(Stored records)
..............................
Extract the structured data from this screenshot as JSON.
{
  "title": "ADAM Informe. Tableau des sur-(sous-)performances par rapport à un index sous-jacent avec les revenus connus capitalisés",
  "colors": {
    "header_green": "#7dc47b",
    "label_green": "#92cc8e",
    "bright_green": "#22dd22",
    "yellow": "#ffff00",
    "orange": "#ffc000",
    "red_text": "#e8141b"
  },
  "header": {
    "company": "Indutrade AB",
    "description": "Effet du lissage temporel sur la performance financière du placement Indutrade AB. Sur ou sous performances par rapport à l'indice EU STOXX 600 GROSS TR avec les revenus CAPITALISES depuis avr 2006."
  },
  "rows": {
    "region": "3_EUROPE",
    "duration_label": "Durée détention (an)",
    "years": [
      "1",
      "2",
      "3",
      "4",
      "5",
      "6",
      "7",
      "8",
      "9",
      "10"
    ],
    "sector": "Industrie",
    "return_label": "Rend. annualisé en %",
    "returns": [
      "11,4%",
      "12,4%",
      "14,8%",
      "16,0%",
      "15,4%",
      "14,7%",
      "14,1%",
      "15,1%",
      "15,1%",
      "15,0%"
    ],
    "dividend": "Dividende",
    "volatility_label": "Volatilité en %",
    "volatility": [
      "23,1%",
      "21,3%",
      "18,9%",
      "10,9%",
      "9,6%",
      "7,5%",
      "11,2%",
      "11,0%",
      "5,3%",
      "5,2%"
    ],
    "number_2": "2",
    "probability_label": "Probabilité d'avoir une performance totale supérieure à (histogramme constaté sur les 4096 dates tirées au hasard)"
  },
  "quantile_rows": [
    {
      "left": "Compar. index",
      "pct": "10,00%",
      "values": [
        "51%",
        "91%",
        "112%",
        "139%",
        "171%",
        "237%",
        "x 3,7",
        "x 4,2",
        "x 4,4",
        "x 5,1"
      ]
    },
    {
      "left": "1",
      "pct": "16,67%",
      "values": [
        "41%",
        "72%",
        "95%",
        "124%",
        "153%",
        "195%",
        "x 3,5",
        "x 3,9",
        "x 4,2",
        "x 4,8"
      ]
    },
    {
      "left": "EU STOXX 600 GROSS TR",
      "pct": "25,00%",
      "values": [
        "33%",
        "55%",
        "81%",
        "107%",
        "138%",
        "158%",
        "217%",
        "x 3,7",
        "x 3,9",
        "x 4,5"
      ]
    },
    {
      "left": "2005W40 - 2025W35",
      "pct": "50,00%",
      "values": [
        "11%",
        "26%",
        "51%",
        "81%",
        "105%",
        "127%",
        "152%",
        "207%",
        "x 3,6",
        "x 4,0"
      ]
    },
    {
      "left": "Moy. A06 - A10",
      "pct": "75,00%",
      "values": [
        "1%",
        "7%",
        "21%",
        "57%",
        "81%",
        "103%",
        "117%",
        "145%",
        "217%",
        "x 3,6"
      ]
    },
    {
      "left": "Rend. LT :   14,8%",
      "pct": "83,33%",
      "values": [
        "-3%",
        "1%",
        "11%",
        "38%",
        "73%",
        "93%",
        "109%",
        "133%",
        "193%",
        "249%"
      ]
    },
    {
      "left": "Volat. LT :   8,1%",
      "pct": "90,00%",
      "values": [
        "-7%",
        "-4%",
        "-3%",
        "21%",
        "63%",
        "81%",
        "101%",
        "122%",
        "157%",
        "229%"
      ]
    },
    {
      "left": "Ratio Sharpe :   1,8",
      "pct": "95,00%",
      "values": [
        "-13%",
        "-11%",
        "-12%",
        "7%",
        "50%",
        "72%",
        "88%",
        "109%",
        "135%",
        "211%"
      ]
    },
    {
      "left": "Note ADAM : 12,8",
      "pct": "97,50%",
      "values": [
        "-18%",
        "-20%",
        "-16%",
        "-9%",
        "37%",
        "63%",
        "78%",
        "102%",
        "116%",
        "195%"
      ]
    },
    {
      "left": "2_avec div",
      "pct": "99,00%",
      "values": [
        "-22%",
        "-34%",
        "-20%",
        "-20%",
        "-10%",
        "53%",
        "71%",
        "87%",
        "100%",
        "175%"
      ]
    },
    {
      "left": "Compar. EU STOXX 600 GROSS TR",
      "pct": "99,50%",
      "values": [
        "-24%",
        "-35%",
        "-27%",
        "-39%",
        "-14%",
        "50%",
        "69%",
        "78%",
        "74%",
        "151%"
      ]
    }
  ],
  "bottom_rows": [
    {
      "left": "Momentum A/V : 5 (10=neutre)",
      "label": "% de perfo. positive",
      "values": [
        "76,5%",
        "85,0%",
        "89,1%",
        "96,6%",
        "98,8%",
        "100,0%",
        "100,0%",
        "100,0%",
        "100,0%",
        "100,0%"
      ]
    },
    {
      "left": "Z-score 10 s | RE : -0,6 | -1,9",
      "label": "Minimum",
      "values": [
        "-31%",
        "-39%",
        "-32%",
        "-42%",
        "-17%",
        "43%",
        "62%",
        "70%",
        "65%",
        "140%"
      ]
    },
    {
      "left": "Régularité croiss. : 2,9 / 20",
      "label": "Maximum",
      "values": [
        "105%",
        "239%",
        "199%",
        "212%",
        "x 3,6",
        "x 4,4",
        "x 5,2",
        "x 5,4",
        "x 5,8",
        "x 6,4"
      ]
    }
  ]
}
..............................
Output all of the material exactly as written.

FINISHED EXERCISE:
Extract the structured data from this screenshot as JSON.
{
  "title": "ADAM Informe. Tableau des sur-(sous-)performances par rapport à un index sous-jacent avec les revenus connus capitalisés",
  "colors": {
    "header_green": "#7dc47b",
    "label_green": "#92cc8e",
    "bright_green": "#22dd22",
    "yellow": "#ffff00",
    "orange": "#ffc000",
    "red_text": "#e8141b"
  },
  "header": {
    "company": "Indutrade AB",
    "description": "Effet du lissage temporel sur la performance financière du placement Indutrade AB. Sur ou sous performances par rapport à l'indice EU STOXX 600 GROSS TR avec les revenus CAPITALISES depuis avr 2006."
  },
  "rows": {
    "region": "3_EUROPE",
    "duration_label": "Durée détention (an)",
    "years": [
      "1",
      "2",
      "3",
      "4",
      "5",
      "6",
      "7",
      "8",
      "9",
      "10"
    ],
    "sector": "Industrie",
    "return_label": "Rend. annualisé en %",
    "returns": [
      "11,4%",
      "12,4%",
      "14,8%",
      "16,0%",
      "15,4%",
      "14,7%",
      "14,1%",
      "15,1%",
      "15,1%",
      "15,0%"
    ],
    "dividend": "Dividende",
    "volatility_label": "Volatilité en %",
    "volatility": [
      "23,1%",
      "21,3%",
      "18,9%",
      "10,9%",
      "9,6%",
      "7,5%",
      "11,2%",
      "11,0%",
      "5,3%",
      "5,2%"
    ],
    "number_2": "2",
    "probability_label": "Probabilité d'avoir une performance totale supérieure à (histogramme constaté sur les 4096 dates tirées au hasard)"
  },
  "quantile_rows": [
    {
      "left": "Compar. index",
      "pct": "10,00%",
      "values": [
        "51%",
        "91%",
        "112%",
        "139%",
        "171%",
        "237%",
        "x 3,7",
        "x 4,2",
        "x 4,4",
        "x 5,1"
      ]
    },
    {
      "left": "1",
      "pct": "16,67%",
      "values": [
        "41%",
        "72%",
        "95%",
        "124%",
        "153%",
        "195%",
        "x 3,5",
        "x 3,9",
        "x 4,2",
        "x 4,8"
      ]
    },
    {
      "left": "EU STOXX 600 GROSS TR",
      "pct": "25,00%",
      "values": [
        "33%",
        "55%",
        "81%",
        "107%",
        "138%",
        "158%",
        "217%",
        "x 3,7",
        "x 3,9",
        "x 4,5"
      ]
    },
    {
      "left": "2005W40 - 2025W35",
      "pct": "50,00%",
      "values": [
        "11%",
        "26%",
        "51%",
        "81%",
        "105%",
        "127%",
        "152%",
        "207%",
        "x 3,6",
        "x 4,0"
      ]
    },
    {
      "left": "Moy. A06 - A10",
      "pct": "75,00%",
      "values": [
        "1%",
        "7%",
        "21%",
        "57%",
        "81%",
        "103%",
        "117%",
        "145%",
        "217%",
        "x 3,6"
      ]
    },
    {
      "left": "Rend. LT :   14,8%",
      "pct": "83,33%",
      "values": [
        "-3%",
        "1%",
        "11%",
        "38%",
        "73%",
        "93%",
        "109%",
        "133%",
        "193%",
        "249%"
      ]
    },
    {
      "left": "Volat. LT :   8,1%",
      "pct": "90,00%",
      "values": [
        "-7%",
        "-4%",
        "-3%",
        "21%",
        "63%",
        "81%",
        "101%",
        "122%",
        "157%",
        "229%"
      ]
    },
    {
      "left": "Ratio Sharpe :   1,8",
      "pct": "95,00%",
      "values": [
        "-13%",
        "-11%",
        "-12%",
        "7%",
        "50%",
        "72%",
        "88%",
        "109%",
        "135%",
        "211%"
      ]
    },
    {
      "left": "Note ADAM : 12,8",
      "pct": "97,50%",
      "values": [
        "-18%",
        "-20%",
        "-16%",
        "-9%",
        "37%",
        "63%",
        "78%",
        "102%",
        "116%",
        "195%"
      ]
    },
    {
      "left": "2_avec div",
      "pct": "99,00%",
      "values": [
        "-22%",
        "-34%",
        "-20%",
        "-20%",
        "-10%",
        "53%",
        "71%",
        "87%",
        "100%",
        "175%"
      ]
    },
    {
      "left": "Compar. EU STOXX 600 GROSS TR",
      "pct": "99,50%",
      "values": [
        "-24%",
        "-35%",
        "-27%",
        "-39%",
        "-14%",
        "50%",
        "69%",
        "78%",
        "74%",
        "151%"
      ]
    }
  ],
  "bottom_rows": [
    {
      "left": "Momentum A/V : 5 (10=neutre)",
      "label": "% de perfo. positive",
      "values": [
        "76,5%",
        "85,0%",
        "89,1%",
        "96,6%",
        "98,8%",
        "100,0%",
        "100,0%",
        "100,0%",
        "100,0%",
        "100,0%"
      ]
    },
    {
      "left": "Z-score 10 s | RE : -0,6 | -1,9",
      "label": "Minimum",
      "values": [
        "-31%",
        "-39%",
        "-32%",
        "-42%",
        "-17%",
        "43%",
        "62%",
        "70%",
        "65%",
        "140%"
      ]
    },
    {
      "left": "Régularité croiss. : 2,9 / 20",
      "label": "Maximum",
      "values": [
        "105%",
        "239%",
        "199%",
        "212%",
        "x 3,6",
        "x 4,4",
        "x 5,2",
        "x 5,4",
        "x 5,8",
        "x 6,4"
      ]
    }
  ]
}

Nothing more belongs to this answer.